Exercise task
In the entries below, find the lines that contain the word "安阳村委会" and copy them.

**********

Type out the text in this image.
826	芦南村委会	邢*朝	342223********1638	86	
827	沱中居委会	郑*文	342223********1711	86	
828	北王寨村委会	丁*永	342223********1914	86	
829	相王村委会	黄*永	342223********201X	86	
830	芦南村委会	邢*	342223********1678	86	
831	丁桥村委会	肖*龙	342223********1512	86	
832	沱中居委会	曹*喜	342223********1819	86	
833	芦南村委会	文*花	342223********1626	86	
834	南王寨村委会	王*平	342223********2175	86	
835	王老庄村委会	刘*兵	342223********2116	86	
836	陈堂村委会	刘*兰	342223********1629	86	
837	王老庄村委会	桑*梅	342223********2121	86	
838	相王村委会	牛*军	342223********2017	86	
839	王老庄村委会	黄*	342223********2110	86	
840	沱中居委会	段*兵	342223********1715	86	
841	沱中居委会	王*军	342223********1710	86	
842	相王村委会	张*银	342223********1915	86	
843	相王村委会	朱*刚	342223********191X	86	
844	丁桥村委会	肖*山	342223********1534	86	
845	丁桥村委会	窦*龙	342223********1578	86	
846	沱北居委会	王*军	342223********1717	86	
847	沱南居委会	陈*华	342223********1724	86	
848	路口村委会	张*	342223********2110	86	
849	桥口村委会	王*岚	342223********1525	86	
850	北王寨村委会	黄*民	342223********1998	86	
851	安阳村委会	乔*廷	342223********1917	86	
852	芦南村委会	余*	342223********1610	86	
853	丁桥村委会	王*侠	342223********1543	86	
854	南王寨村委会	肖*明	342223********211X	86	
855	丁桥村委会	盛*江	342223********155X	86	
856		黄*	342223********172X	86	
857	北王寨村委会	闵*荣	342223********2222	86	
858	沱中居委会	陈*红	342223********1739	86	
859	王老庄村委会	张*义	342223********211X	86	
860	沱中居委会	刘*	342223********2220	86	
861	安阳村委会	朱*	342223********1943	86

**********

Answer below
851	安阳村委会	乔*廷	342223********1917	86	
861	安阳村委会	朱*	342223********1943	86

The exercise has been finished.